▸ **Aim**:
Answer these from the piece on SQL transaction isolation levels:
(a) Which two isolation levels does this part of the series examine?
(b) According to the SQL standard, which phenomenon should not be possible under READ COMMITTED?
(c) What is the default isolation level in MySQL?

### Excerpted text ###

Check out part 1 and part 2 of the series on SQL Transaction isolation levels.
After covering the theory and repeatable read, it's time for the last part of the introduction to SQL transaction isolation levels. This time we will take a closer look at READ UNCOMMITTED
and READ COMMITTED
, as they seem to be similar (by name), but are oh so different. One is the weirdest, while the other is the most reasonable, at least for me.
Levels description
Just a quick reminder in regard with the SQL standard and the phenomena that can occur here (see part 1 for more information what are those), in READ UNCOMMITTED
we can have all the side effects we can think of (dirty read, nonrepeatable read, phantom read and serialization anomaly), while for READ COMMITTED
dirty reads should not be possible.
In PostgreSQL READ COMMITTED
is the default level (for MySQL it's REPEATABLE READ
).

### Data provided ###

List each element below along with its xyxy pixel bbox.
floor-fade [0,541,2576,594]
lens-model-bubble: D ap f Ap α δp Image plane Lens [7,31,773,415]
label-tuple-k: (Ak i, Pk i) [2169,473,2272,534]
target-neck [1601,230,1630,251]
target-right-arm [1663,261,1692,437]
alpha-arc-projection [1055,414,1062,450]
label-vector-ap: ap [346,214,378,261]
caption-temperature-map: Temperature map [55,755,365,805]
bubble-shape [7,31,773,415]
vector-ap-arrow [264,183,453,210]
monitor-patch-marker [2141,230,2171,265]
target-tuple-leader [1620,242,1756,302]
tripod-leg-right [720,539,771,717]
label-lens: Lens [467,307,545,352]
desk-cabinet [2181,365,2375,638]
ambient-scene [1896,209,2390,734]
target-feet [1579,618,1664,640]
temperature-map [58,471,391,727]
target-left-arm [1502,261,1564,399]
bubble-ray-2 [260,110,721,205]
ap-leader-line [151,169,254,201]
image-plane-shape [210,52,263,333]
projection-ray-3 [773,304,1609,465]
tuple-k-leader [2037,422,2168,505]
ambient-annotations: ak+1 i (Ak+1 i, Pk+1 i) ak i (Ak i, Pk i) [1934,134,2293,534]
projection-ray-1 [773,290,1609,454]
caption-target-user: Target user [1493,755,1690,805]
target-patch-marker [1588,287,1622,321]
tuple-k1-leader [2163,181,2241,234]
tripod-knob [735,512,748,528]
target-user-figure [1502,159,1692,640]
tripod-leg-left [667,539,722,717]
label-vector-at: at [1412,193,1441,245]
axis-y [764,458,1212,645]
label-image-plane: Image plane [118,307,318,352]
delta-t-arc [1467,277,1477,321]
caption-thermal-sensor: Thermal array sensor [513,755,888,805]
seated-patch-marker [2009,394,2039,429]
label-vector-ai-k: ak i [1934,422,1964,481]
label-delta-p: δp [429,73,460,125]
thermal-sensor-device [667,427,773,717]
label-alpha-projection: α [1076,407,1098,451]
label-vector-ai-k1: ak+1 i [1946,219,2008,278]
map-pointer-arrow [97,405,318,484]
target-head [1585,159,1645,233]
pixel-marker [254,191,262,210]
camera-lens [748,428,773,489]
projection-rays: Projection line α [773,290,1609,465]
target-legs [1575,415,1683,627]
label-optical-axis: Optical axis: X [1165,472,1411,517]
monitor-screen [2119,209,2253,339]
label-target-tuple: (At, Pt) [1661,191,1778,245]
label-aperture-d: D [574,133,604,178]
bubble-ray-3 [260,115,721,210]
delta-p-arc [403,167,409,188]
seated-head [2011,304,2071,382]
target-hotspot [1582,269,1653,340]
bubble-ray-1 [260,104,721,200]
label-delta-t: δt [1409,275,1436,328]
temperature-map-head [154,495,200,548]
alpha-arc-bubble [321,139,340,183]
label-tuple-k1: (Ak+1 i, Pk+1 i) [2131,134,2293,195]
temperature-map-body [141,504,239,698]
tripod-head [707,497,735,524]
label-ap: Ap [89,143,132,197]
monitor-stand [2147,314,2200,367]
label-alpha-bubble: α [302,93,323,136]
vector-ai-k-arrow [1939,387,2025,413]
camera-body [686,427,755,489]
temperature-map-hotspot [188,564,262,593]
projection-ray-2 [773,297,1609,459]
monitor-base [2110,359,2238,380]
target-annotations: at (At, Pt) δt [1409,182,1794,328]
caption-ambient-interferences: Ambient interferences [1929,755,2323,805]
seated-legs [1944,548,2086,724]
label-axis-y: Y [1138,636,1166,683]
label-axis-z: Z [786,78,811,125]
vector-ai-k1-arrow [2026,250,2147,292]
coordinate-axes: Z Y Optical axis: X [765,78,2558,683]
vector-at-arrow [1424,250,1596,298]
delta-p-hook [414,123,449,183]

###

▸ **Written response**:
(a) READ UNCOMMITTED and READ COMMITTED
(b) Dirty reads
(c) REPEATABLE READ